§ WHAT THE EXERCISE ASKS:
Comb through the entries for "assets" and pull out each line that holds it.

§ EXTRACTED INFORMATION:

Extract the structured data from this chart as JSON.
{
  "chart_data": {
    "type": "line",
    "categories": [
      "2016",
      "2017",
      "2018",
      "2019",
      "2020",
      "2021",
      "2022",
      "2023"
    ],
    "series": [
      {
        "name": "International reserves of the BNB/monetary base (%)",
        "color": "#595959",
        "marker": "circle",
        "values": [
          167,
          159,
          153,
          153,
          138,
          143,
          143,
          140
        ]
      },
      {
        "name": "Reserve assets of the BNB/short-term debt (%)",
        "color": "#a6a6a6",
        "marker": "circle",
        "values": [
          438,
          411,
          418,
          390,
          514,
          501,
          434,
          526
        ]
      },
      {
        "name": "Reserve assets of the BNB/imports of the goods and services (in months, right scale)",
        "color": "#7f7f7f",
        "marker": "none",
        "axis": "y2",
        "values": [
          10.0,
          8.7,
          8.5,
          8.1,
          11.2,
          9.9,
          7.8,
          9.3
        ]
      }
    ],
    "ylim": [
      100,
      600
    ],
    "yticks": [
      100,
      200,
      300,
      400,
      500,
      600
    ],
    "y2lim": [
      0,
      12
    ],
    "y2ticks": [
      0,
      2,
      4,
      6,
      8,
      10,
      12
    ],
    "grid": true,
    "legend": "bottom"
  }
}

§ THE ANSWER:
        "name": "Reserve assets of the BNB/short-term debt (%)",
        "name": "Reserve assets of the BNB/imports of the goods and services (in months, right scale)",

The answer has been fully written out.